What the task asks >> Using the data below, tally the lines that include the string "this". Only the number is wanted.

Listing >>

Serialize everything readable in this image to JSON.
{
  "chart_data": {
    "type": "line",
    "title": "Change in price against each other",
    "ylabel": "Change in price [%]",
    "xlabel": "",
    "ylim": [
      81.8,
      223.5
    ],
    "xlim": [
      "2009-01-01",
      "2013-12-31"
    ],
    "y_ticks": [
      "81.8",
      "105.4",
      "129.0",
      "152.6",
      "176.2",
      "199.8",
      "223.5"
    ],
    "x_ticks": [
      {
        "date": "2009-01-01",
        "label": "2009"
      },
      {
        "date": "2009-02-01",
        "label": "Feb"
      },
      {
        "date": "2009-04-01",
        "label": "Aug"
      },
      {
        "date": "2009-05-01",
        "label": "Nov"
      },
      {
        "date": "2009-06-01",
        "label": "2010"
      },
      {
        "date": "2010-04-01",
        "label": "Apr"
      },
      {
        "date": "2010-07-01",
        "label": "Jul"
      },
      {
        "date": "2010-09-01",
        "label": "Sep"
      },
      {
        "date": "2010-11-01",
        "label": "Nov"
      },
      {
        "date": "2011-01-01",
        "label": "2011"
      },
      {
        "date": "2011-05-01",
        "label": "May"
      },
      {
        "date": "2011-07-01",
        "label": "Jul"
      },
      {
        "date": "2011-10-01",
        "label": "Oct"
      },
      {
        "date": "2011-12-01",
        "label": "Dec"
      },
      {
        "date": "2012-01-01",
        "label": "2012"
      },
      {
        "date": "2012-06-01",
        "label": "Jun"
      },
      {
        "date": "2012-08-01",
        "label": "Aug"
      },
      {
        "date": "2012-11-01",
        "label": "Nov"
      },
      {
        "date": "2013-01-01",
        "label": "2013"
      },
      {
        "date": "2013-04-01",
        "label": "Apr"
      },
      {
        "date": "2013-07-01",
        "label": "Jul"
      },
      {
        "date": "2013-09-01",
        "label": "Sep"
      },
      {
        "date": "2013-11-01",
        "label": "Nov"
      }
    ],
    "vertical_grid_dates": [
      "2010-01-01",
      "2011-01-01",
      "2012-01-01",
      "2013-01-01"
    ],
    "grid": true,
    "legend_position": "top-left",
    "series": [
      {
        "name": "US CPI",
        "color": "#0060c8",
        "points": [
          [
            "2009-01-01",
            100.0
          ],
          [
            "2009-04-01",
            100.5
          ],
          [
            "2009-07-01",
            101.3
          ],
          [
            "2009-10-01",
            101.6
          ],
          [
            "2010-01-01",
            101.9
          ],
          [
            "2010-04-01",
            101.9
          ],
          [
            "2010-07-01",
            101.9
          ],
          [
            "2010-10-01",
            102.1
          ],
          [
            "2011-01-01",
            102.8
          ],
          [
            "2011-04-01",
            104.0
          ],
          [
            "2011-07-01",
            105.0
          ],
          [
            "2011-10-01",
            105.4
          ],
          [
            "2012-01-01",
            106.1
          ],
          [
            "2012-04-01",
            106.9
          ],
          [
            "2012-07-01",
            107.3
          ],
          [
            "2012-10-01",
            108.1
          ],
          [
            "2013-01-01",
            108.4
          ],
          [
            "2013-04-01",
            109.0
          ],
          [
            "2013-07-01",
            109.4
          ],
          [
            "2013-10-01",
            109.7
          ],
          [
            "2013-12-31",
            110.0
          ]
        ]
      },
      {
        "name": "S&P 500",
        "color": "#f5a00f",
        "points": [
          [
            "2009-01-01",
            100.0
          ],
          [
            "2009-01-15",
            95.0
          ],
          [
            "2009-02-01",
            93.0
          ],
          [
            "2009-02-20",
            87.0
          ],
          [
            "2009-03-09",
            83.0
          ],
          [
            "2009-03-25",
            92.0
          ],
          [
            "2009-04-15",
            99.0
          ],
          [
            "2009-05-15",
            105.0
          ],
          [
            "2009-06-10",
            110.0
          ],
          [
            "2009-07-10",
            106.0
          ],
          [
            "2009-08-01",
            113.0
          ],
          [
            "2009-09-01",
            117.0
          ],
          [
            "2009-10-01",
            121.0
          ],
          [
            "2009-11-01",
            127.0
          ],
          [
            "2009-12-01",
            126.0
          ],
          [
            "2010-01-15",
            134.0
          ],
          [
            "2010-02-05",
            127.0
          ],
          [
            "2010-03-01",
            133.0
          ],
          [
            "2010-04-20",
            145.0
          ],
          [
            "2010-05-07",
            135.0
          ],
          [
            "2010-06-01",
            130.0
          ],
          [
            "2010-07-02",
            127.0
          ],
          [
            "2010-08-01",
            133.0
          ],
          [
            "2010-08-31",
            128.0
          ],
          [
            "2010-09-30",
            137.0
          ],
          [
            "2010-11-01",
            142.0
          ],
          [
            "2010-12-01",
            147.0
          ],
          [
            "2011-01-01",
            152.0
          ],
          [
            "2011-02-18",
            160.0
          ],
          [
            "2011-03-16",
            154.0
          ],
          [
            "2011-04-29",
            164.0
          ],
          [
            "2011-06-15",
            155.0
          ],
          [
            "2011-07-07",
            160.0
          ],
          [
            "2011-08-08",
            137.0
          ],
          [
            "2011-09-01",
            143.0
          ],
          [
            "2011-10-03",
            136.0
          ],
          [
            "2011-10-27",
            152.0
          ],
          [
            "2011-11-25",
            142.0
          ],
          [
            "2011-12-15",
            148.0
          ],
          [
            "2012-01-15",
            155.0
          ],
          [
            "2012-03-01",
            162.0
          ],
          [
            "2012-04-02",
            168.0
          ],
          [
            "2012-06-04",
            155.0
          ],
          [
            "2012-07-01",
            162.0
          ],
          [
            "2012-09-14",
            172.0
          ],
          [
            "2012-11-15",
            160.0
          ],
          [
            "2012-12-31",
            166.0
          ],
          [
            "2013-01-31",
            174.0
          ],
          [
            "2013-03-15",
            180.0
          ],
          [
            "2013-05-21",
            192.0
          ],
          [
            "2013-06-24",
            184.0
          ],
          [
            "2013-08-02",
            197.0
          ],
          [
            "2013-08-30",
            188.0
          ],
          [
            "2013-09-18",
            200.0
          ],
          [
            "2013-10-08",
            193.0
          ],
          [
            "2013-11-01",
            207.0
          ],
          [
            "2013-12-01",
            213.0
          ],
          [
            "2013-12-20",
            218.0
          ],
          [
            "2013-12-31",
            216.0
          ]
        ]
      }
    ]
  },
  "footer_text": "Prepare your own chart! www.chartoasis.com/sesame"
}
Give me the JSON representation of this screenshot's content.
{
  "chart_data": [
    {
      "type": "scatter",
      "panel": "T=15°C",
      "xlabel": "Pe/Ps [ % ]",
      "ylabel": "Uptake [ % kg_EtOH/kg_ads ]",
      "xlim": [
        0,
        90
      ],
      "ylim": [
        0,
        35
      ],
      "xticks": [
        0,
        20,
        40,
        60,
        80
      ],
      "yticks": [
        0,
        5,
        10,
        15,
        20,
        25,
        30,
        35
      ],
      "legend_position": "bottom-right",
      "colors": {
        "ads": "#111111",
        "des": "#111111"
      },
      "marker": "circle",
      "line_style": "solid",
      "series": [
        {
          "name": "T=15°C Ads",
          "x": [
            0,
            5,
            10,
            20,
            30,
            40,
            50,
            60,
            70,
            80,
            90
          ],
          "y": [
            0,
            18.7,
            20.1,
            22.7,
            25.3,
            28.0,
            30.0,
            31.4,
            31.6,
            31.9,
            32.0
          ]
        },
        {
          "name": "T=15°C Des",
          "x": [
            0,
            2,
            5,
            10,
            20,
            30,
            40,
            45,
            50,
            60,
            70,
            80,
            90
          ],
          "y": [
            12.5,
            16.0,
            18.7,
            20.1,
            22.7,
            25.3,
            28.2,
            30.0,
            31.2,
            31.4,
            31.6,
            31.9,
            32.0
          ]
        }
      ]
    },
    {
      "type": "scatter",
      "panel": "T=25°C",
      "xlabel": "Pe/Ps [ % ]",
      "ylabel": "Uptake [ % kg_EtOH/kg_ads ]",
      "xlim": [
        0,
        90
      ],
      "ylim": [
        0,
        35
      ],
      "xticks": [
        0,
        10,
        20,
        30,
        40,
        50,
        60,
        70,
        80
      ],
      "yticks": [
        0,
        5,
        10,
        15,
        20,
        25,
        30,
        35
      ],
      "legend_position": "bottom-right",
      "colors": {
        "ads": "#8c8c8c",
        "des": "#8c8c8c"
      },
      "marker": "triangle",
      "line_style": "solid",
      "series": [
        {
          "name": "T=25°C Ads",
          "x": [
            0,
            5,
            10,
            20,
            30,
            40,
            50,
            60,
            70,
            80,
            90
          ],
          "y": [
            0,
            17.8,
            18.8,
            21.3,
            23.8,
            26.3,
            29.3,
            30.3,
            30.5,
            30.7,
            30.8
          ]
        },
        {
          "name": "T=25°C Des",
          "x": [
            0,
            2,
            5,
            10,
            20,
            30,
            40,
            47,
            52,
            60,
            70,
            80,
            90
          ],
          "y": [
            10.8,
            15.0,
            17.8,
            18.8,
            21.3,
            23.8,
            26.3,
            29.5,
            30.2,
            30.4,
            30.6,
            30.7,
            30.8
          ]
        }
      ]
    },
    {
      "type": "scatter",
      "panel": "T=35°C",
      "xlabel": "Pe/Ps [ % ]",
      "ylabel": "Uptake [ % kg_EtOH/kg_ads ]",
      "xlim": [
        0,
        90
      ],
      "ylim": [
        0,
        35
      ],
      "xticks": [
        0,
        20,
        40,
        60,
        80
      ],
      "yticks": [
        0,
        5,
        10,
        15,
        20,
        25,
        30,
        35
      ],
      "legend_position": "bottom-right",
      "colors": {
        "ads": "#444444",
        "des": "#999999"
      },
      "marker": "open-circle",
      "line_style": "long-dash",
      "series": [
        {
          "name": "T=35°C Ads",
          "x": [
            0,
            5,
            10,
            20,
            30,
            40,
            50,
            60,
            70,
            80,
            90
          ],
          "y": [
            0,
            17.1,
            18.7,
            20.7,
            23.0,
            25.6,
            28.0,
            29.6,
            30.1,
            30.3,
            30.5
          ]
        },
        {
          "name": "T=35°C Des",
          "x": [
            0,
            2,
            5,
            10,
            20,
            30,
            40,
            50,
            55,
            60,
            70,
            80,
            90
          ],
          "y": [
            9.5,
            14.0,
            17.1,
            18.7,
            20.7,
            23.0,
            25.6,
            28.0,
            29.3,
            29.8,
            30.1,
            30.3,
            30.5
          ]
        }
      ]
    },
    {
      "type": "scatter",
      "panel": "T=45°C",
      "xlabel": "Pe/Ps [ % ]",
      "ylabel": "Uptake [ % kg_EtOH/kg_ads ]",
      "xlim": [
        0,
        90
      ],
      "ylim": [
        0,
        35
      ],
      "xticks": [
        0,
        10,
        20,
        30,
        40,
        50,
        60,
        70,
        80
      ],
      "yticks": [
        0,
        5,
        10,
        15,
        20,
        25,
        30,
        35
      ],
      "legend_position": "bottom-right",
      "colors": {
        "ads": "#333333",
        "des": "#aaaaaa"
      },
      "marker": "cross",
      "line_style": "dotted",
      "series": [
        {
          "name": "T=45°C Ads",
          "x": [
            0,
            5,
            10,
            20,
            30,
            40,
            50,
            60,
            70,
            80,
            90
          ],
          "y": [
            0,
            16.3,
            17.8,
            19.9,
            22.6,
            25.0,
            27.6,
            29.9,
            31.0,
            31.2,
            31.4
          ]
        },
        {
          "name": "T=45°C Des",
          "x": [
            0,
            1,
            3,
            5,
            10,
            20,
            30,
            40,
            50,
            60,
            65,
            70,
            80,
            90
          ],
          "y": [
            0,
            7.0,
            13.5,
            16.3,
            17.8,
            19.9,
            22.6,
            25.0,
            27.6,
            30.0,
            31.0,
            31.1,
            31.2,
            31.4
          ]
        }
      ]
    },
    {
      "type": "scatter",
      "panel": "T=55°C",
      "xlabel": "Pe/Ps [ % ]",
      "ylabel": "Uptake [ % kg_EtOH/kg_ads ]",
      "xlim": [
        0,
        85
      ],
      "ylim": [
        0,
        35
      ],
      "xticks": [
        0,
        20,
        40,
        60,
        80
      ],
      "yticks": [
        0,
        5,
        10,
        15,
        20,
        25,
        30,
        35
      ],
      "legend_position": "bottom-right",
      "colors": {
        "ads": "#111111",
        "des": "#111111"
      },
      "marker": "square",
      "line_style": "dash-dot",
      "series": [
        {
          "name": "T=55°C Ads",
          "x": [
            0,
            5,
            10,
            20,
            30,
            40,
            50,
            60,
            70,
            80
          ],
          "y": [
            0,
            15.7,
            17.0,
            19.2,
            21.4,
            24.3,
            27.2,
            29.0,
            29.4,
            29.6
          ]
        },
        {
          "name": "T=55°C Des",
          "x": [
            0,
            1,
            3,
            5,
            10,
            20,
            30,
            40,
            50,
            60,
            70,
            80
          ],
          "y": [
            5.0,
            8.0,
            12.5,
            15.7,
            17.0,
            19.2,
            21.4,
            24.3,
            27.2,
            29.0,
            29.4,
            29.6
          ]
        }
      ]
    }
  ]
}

Solution >> 2